## [TASK INPUT]

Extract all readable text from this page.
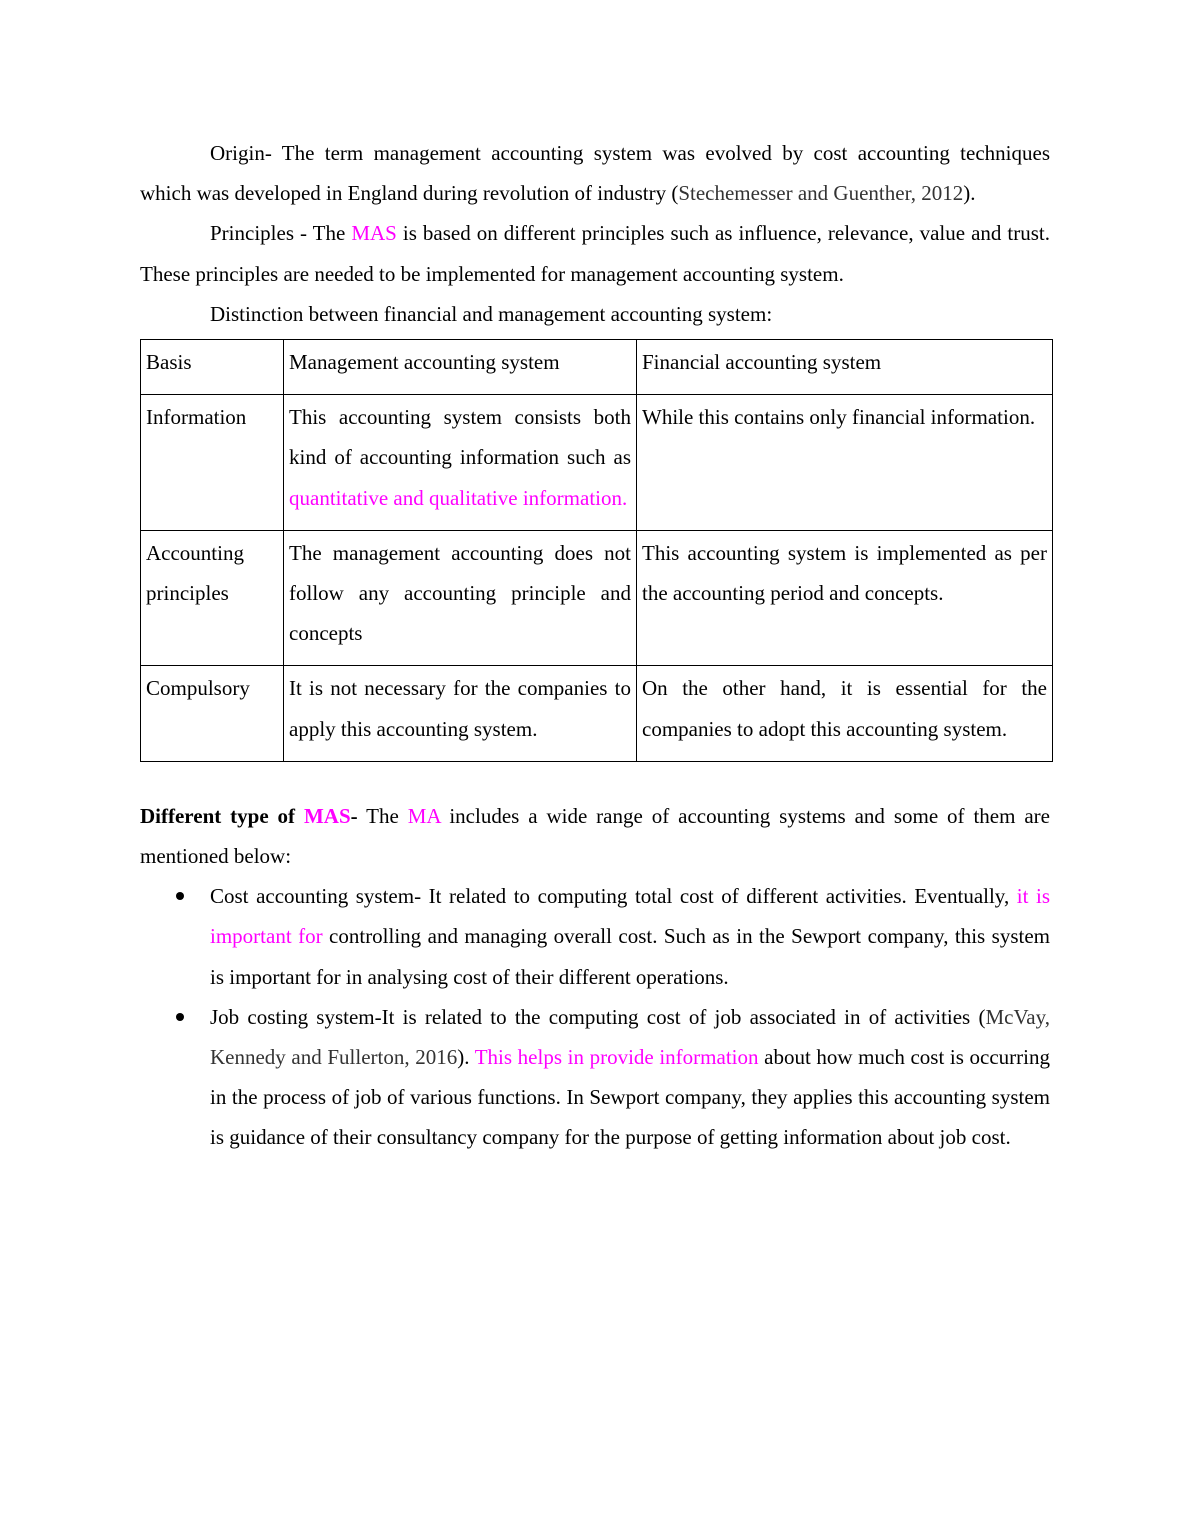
Origin- The term management accounting system was evolved by cost accounting techniques which was developed in England during revolution of industry (Stechemesser and Guenther, 2012).

Principles - The MAS is based on different principles such as influence, relevance, value and trust. These principles are needed to be implemented for management accounting system.

Distinction between financial and management accounting system:

Basis	Management accounting system	Financial accounting system
Information	This accounting system consists both kind of accounting information such as quantitative and qualitative information.	While this contains only financial information.
Accounting principles	The management accounting does not follow any accounting principle and concepts	This accounting system is implemented as per the accounting period and concepts.
Compulsory	It is not necessary for the companies to apply this accounting system.	On the other hand, it is essential for the companies to adopt this accounting system.

Different type of MAS- The MA includes a wide range of accounting systems and some of them are mentioned below:

Cost accounting system- It related to computing total cost of different activities. Eventually, it is important for controlling and managing overall cost. Such as in the Sewport company, this system is important for in analysing cost of their different operations.
Job costing system-It is related to the computing cost of job associated in of activities (McVay, Kennedy and Fullerton, 2016). This helps in provide information about how much cost is occurring in the process of job of various functions. In Sewport company, they applies this accounting system is guidance of their consultancy company for the purpose of getting information about job cost.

## [REQUIRED TASK]
Find how many lines include the string "their" and report that number alone.

## [ANSWER FOR THE TASK]
2